Data extracted from a collection
• • • • •

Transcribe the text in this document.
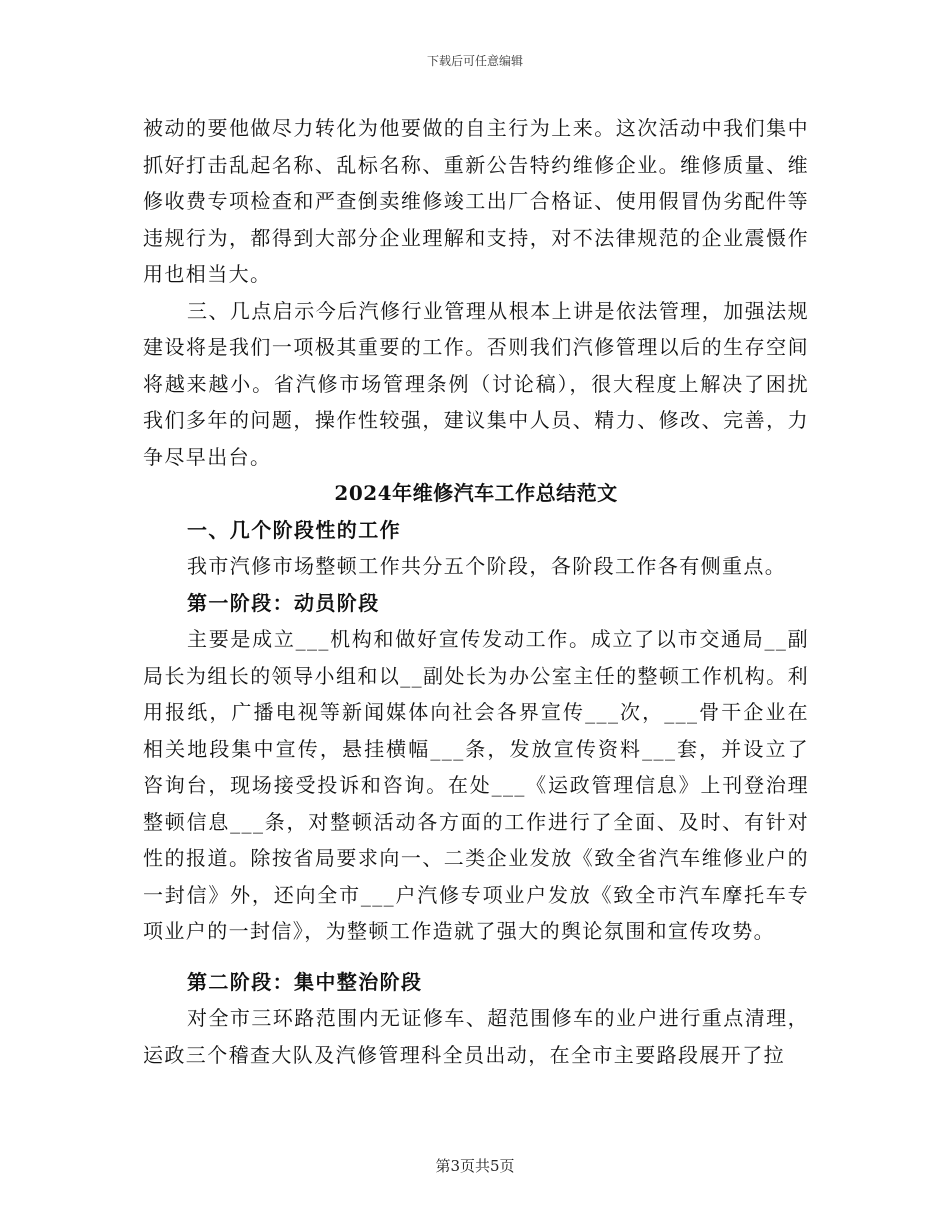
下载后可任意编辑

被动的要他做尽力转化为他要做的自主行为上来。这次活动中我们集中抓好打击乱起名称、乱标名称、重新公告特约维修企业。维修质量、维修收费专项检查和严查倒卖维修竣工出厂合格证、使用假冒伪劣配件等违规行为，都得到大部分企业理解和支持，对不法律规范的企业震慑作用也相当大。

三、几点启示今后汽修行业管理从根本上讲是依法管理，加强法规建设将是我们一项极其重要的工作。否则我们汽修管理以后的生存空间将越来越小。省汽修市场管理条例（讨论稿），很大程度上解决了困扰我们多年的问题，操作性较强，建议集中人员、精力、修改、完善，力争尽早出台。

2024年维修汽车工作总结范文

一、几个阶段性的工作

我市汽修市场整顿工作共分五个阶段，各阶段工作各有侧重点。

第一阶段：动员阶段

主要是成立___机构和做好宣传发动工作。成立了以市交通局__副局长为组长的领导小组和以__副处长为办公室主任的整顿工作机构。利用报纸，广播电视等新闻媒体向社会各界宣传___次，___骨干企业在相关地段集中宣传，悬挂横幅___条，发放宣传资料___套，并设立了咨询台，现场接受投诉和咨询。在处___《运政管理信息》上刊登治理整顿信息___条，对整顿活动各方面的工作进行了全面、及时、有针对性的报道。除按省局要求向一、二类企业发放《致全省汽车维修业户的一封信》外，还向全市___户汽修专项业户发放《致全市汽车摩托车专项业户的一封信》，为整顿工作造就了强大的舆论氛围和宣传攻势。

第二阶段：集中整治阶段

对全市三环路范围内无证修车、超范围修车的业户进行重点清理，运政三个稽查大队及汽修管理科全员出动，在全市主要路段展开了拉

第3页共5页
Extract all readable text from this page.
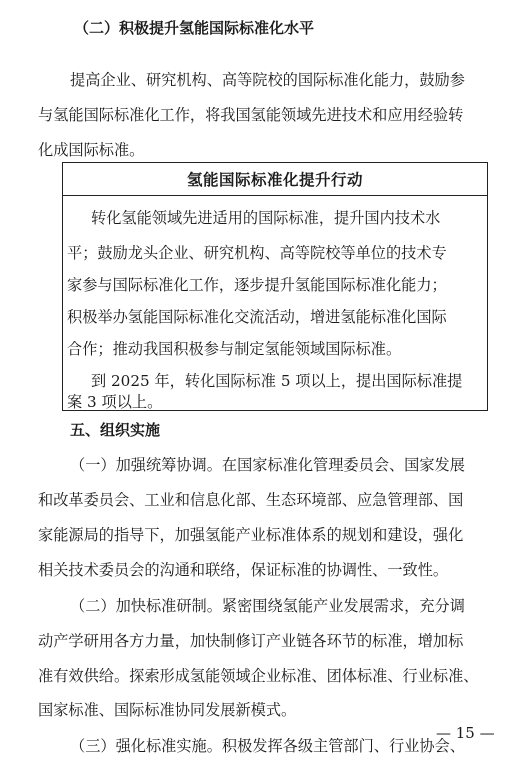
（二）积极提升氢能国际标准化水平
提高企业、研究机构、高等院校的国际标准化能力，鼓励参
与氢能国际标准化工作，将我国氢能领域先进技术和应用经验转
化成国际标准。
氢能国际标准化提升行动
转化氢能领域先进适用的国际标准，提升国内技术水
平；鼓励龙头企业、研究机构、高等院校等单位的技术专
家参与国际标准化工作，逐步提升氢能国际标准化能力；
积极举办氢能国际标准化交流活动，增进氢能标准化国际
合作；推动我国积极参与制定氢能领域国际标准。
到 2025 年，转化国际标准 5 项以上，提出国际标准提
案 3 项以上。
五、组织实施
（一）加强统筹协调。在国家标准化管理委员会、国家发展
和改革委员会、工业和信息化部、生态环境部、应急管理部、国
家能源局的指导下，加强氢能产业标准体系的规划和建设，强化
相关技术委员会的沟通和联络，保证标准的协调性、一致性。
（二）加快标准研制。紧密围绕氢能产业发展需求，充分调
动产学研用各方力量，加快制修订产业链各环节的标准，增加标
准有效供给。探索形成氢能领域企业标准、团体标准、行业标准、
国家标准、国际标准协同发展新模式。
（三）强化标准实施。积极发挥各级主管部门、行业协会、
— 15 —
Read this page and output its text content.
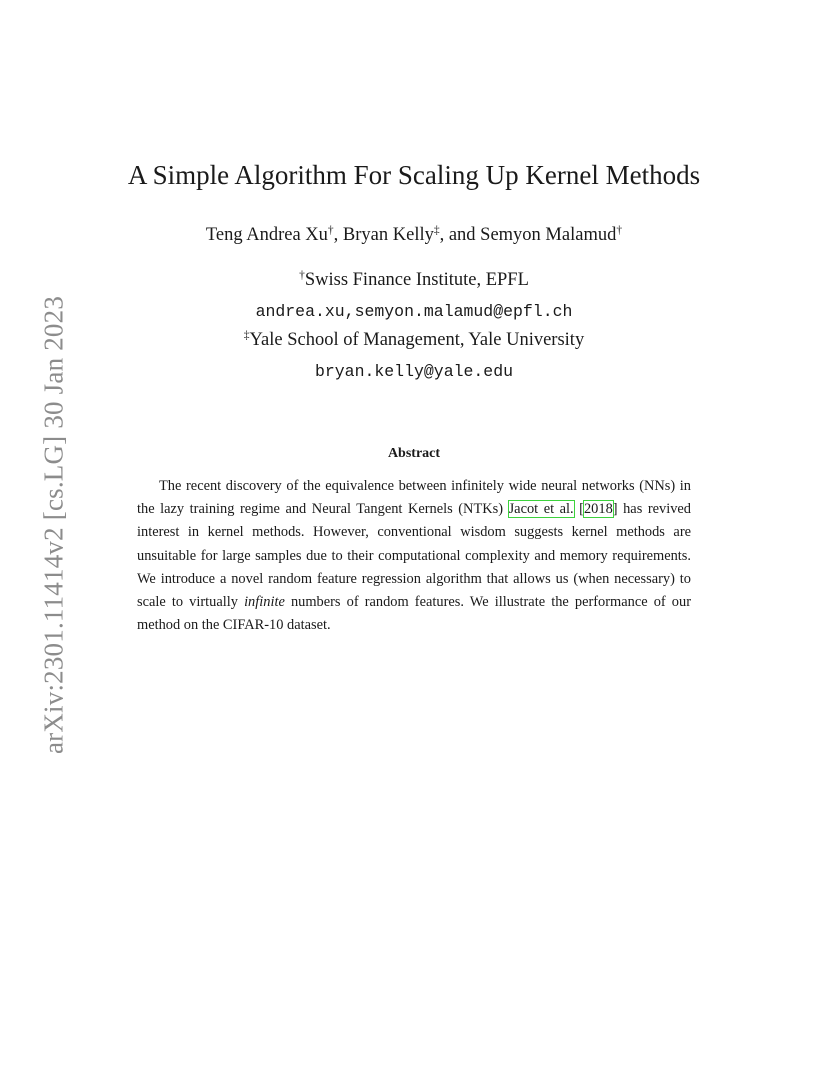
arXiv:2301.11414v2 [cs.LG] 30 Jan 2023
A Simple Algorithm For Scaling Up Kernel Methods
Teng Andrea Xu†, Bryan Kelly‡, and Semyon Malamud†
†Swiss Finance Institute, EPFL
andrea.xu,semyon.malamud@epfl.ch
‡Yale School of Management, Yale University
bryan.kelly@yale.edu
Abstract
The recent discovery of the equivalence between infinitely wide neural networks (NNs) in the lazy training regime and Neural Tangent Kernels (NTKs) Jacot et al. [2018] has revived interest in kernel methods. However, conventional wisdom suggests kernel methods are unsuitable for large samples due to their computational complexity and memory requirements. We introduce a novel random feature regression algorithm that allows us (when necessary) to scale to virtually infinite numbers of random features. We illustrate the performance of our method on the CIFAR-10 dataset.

• • • • •

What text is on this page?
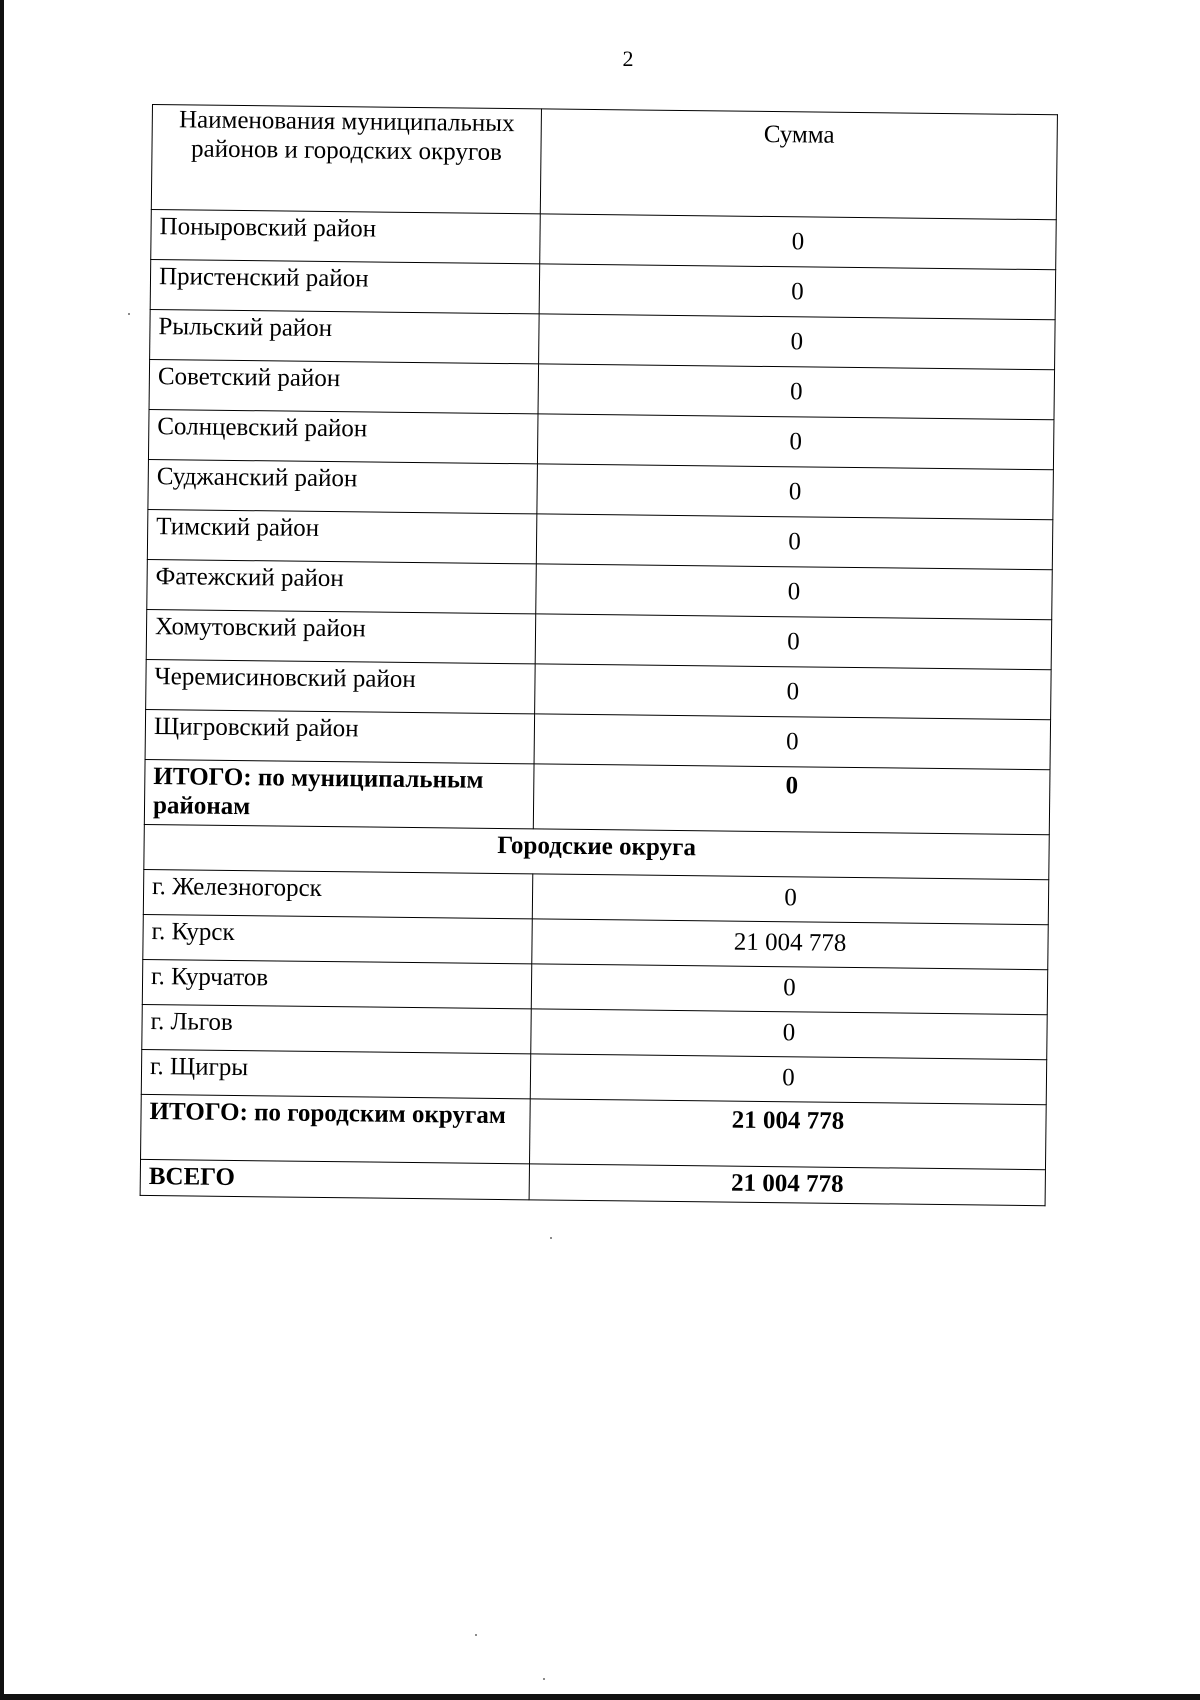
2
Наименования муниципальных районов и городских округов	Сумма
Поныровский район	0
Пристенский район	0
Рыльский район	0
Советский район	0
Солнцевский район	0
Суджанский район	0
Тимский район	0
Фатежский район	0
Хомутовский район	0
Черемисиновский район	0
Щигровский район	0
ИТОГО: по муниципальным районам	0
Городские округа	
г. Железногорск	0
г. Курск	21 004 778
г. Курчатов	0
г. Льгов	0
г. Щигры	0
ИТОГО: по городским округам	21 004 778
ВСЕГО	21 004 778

• • • • •

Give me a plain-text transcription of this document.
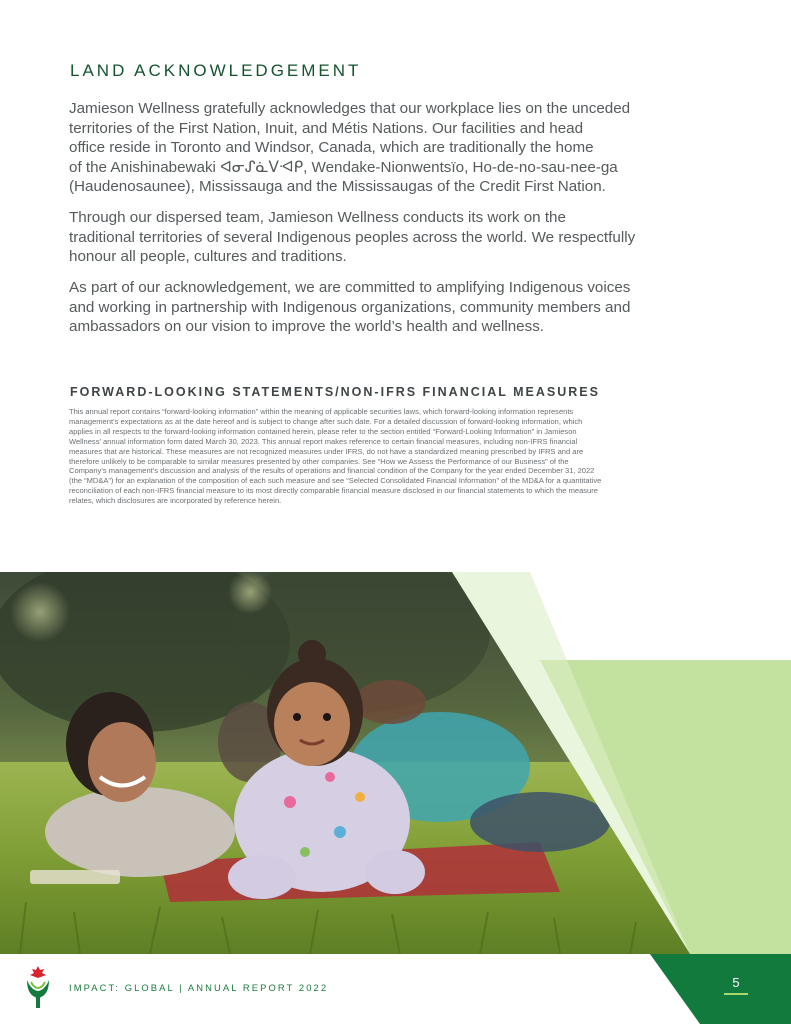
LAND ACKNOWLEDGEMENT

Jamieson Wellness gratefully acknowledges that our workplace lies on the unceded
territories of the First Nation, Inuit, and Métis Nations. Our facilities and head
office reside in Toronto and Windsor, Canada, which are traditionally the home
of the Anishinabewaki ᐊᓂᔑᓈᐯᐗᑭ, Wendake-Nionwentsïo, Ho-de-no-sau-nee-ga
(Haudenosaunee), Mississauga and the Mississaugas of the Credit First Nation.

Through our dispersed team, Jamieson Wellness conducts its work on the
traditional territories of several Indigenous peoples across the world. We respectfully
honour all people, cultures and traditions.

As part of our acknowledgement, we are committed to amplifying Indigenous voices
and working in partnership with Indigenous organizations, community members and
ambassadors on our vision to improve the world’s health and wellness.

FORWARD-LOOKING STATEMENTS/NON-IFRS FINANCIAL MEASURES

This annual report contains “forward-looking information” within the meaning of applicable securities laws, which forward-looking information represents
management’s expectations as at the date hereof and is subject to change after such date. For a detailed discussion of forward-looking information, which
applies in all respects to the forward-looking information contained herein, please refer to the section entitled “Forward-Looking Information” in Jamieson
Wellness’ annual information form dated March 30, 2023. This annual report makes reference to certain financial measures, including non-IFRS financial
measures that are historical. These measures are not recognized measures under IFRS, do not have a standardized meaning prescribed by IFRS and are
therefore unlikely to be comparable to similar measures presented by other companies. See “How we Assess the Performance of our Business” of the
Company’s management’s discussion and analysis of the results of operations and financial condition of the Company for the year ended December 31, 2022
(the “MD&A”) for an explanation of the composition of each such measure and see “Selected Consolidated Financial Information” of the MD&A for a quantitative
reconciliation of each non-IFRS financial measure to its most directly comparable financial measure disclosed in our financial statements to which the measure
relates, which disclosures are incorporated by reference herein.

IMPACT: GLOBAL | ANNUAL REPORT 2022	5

• • • • •

Brief: Search the data above for the word "ИТОГО", then gather each line in which it appears.

Final result:
ИТОГО: по муниципальным районам	0
ИТОГО: по городским округам	21 004 778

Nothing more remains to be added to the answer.